:: DATA FOR PROCESSING

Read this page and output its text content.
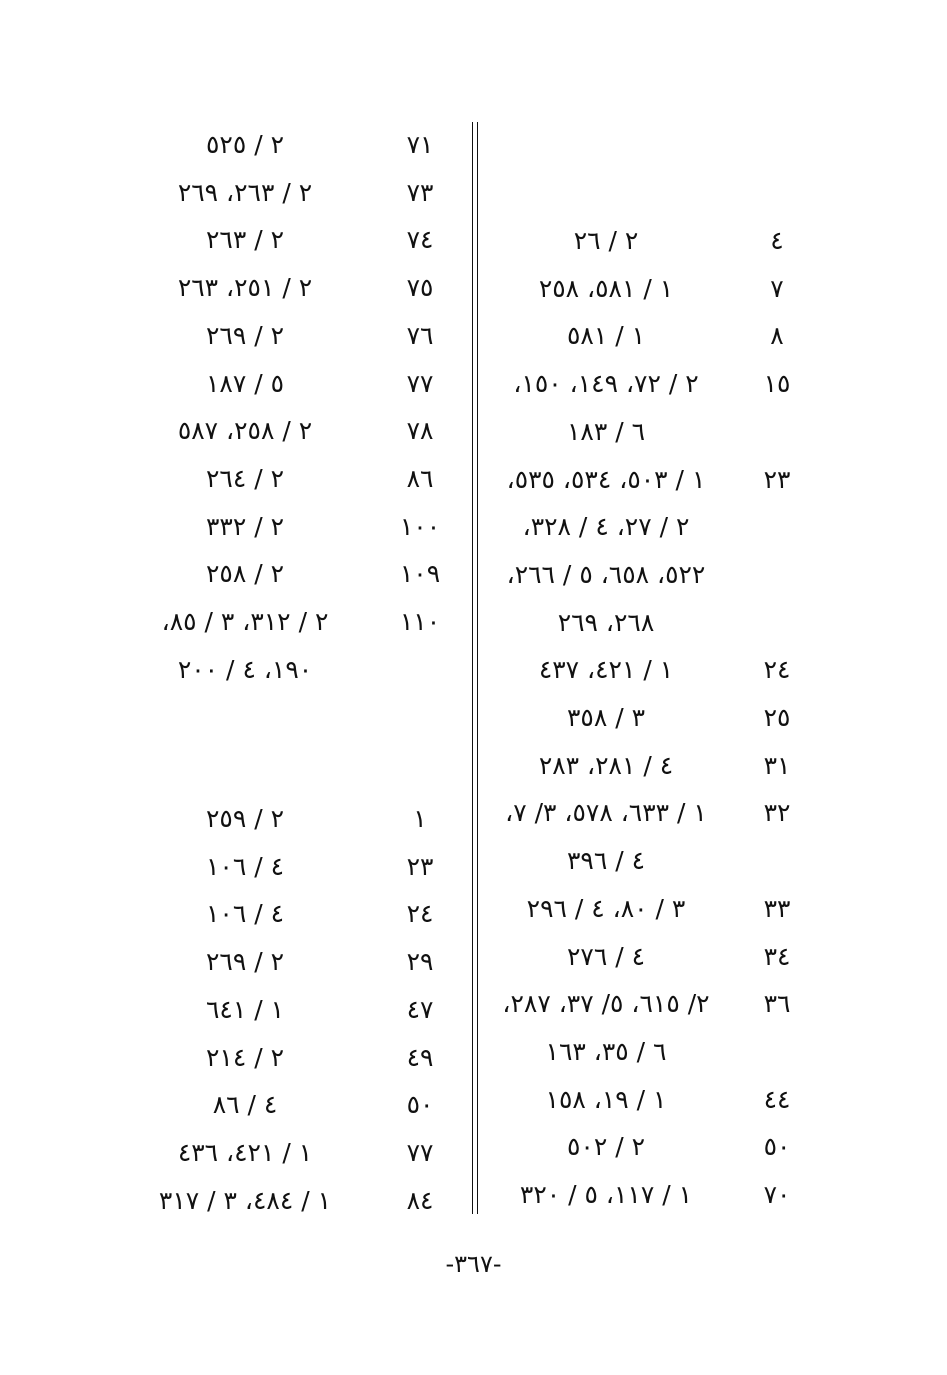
٤
٢ / ٢٦
٧
١ / ٥٨١، ٢٥٨
٨
١ / ٥٨١
١٥
٢ / ٧٢، ١٤٩، ١٥٠،
٦ / ١٨٣
٢٣
١ / ٥٠٣، ٥٣٤، ٥٣٥،
٢ / ٢٧، ٤ / ٣٢٨،
٥٢٢، ٦٥٨، ٥ / ٢٦٦،
٢٦٨، ٢٦٩
٢٤
١ / ٤٢١، ٤٣٧
٢٥
٣ / ٣٥٨
٣١
٤ / ٢٨١، ٢٨٣
٣٢
١ / ٦٣٣، ٥٧٨، ٣/ ٧،
٤ / ٣٩٦
٣٣
٣ / ٨٠، ٤ / ٢٩٦
٣٤
٤ / ٢٧٦
٣٦
٢/ ٦١٥، ٥/ ٣٧، ٢٨٧،
٦ / ٣٥، ١٦٣
٤٤
١ / ١٩، ١٥٨
٥٠
٢ / ٥٠٢
٧٠
١ / ١١٧، ٥ / ٣٢٠
٧١
٢ / ٥٢٥
٧٣
٢ / ٢٦٣، ٢٦٩
٧٤
٢ / ٢٦٣
٧٥
٢ / ٢٥١، ٢٦٣
٧٦
٢ / ٢٦٩
٧٧
٥ / ١٨٧
٧٨
٢ / ٢٥٨، ٥٨٧
٨٦
٢ / ٢٦٤
١٠٠
٢ / ٣٣٢
١٠٩
٢ / ٢٥٨
١١٠
٢ / ٣١٢، ٣ / ٨٥،
١٩٠، ٤ / ٢٠٠
١
٢ / ٢٥٩
٢٣
٤ / ١٠٦
٢٤
٤ / ١٠٦
٢٩
٢ / ٢٦٩
٤٧
١ / ٦٤١
٤٩
٢ / ٢١٤
٥٠
٤ / ٨٦
٧٧
١ / ٤٢١، ٤٣٦
٨٤
١ / ٤٨٤، ٣ / ٣١٧
-٣٦٧-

::::

[WHAT IS BEING ASKED] All of the data above should be transcribed verbatim, with pictures omitted.

[THE REPLY]
Read this page and output its text content.
٤
٢ / ٢٦
٧
١ / ٥٨١، ٢٥٨
٨
١ / ٥٨١
١٥
٢ / ٧٢، ١٤٩، ١٥٠،
٦ / ١٨٣
٢٣
١ / ٥٠٣، ٥٣٤، ٥٣٥،
٢ / ٢٧، ٤ / ٣٢٨،
٥٢٢، ٦٥٨، ٥ / ٢٦٦،
٢٦٨، ٢٦٩
٢٤
١ / ٤٢١، ٤٣٧
٢٥
٣ / ٣٥٨
٣١
٤ / ٢٨١، ٢٨٣
٣٢
١ / ٦٣٣، ٥٧٨، ٣/ ٧،
٤ / ٣٩٦
٣٣
٣ / ٨٠، ٤ / ٢٩٦
٣٤
٤ / ٢٧٦
٣٦
٢/ ٦١٥، ٥/ ٣٧، ٢٨٧،
٦ / ٣٥، ١٦٣
٤٤
١ / ١٩، ١٥٨
٥٠
٢ / ٥٠٢
٧٠
١ / ١١٧، ٥ / ٣٢٠
٧١
٢ / ٥٢٥
٧٣
٢ / ٢٦٣، ٢٦٩
٧٤
٢ / ٢٦٣
٧٥
٢ / ٢٥١، ٢٦٣
٧٦
٢ / ٢٦٩
٧٧
٥ / ١٨٧
٧٨
٢ / ٢٥٨، ٥٨٧
٨٦
٢ / ٢٦٤
١٠٠
٢ / ٣٣٢
١٠٩
٢ / ٢٥٨
١١٠
٢ / ٣١٢، ٣ / ٨٥،
١٩٠، ٤ / ٢٠٠
١
٢ / ٢٥٩
٢٣
٤ / ١٠٦
٢٤
٤ / ١٠٦
٢٩
٢ / ٢٦٩
٤٧
١ / ٦٤١
٤٩
٢ / ٢١٤
٥٠
٤ / ٨٦
٧٧
١ / ٤٢١، ٤٣٦
٨٤
١ / ٤٨٤، ٣ / ٣١٧
-٣٦٧-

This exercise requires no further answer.